Boxed element entries
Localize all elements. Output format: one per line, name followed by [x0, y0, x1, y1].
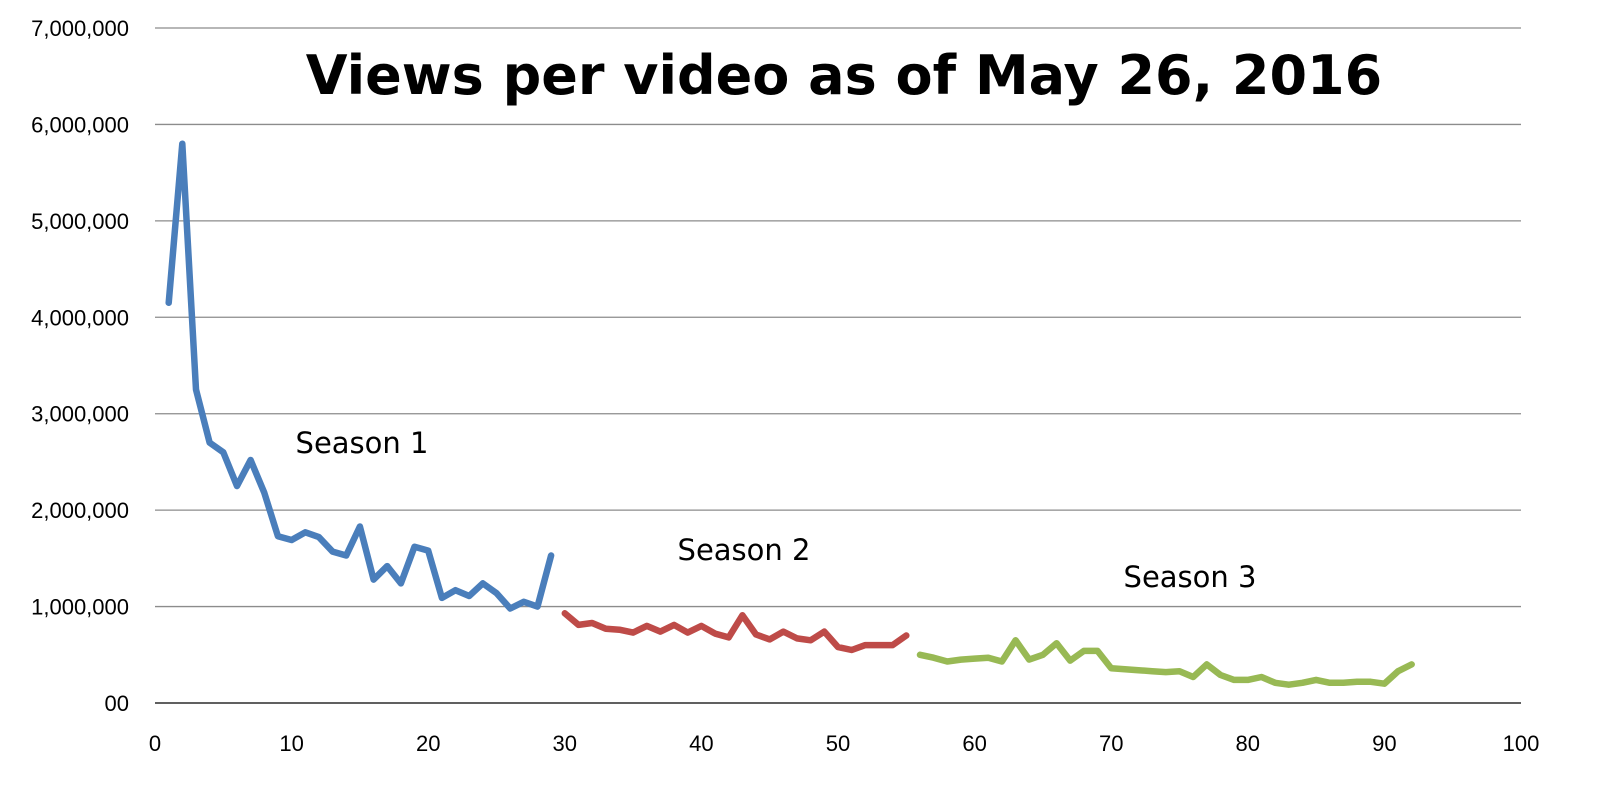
x-tick-label: 100	[1503, 731, 1540, 756]
y-tick-label: 4,000,000	[31, 305, 129, 330]
series-line-1	[165, 140, 555, 612]
y-tick-label: 5,000,000	[31, 209, 129, 234]
x-tick-label: 40	[689, 731, 713, 756]
series-label-season-1: Season 1	[296, 426, 429, 460]
x-tick-label: 0	[149, 731, 161, 756]
series-layer	[165, 140, 1415, 688]
y-tick-label: 7,000,000	[31, 16, 129, 41]
x-axis-ticks: 0 10 20 30 40 50 60 70 80 90 100	[149, 731, 1539, 756]
x-tick-label: 90	[1372, 731, 1396, 756]
x-tick-label: 10	[279, 731, 303, 756]
series-label-season-3: Season 3	[1124, 560, 1257, 594]
y-tick-label: 1,000,000	[31, 595, 129, 620]
x-tick-label: 80	[1236, 731, 1260, 756]
series-line-2	[561, 610, 910, 654]
x-tick-label: 50	[826, 731, 850, 756]
y-tick-label: 3,000,000	[31, 402, 129, 427]
series-line-3	[916, 637, 1415, 688]
series-label-season-2: Season 2	[678, 533, 811, 567]
x-tick-label: 70	[1099, 731, 1123, 756]
y-tick-label: 00	[105, 691, 129, 716]
gridlines	[155, 27, 1521, 608]
x-tick-label: 30	[553, 731, 577, 756]
x-tick-label: 60	[962, 731, 986, 756]
y-tick-label: 6,000,000	[31, 112, 129, 137]
y-tick-label: 2,000,000	[31, 498, 129, 523]
chart-title: Views per video as of May 26, 2016	[306, 44, 1382, 107]
x-tick-label: 20	[416, 731, 440, 756]
y-axis-ticks: 00 1,000,000 2,000,000 3,000,000 4,000,000 5,…	[31, 16, 129, 716]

Exercise →
Print every line of the data above unchanged, but leave out the pictures.

Full answer →
Localize all elements. Output format: one per line, name followed by [x0, y0, x1, y1].
x-tick-label: 100	[1503, 731, 1540, 756]
y-tick-label: 4,000,000	[31, 305, 129, 330]
series-line-1	[165, 140, 555, 612]
y-tick-label: 5,000,000	[31, 209, 129, 234]
x-tick-label: 40	[689, 731, 713, 756]
series-label-season-1: Season 1	[296, 426, 429, 460]
x-tick-label: 0	[149, 731, 161, 756]
series-layer	[165, 140, 1415, 688]
y-tick-label: 7,000,000	[31, 16, 129, 41]
x-axis-ticks: 0 10 20 30 40 50 60 70 80 90 100	[149, 731, 1539, 756]
x-tick-label: 90	[1372, 731, 1396, 756]
x-tick-label: 10	[279, 731, 303, 756]
series-label-season-3: Season 3	[1124, 560, 1257, 594]
y-tick-label: 1,000,000	[31, 595, 129, 620]
x-tick-label: 80	[1236, 731, 1260, 756]
series-line-2	[561, 610, 910, 654]
x-tick-label: 50	[826, 731, 850, 756]
y-tick-label: 3,000,000	[31, 402, 129, 427]
series-line-3	[916, 637, 1415, 688]
series-label-season-2: Season 2	[678, 533, 811, 567]
x-tick-label: 70	[1099, 731, 1123, 756]
y-tick-label: 00	[105, 691, 129, 716]
gridlines	[155, 27, 1521, 608]
x-tick-label: 30	[553, 731, 577, 756]
x-tick-label: 60	[962, 731, 986, 756]
y-tick-label: 6,000,000	[31, 112, 129, 137]
y-tick-label: 2,000,000	[31, 498, 129, 523]
chart-title: Views per video as of May 26, 2016	[306, 44, 1382, 107]
x-tick-label: 20	[416, 731, 440, 756]
y-axis-ticks: 00 1,000,000 2,000,000 3,000,000 4,000,000 5,…	[31, 16, 129, 716]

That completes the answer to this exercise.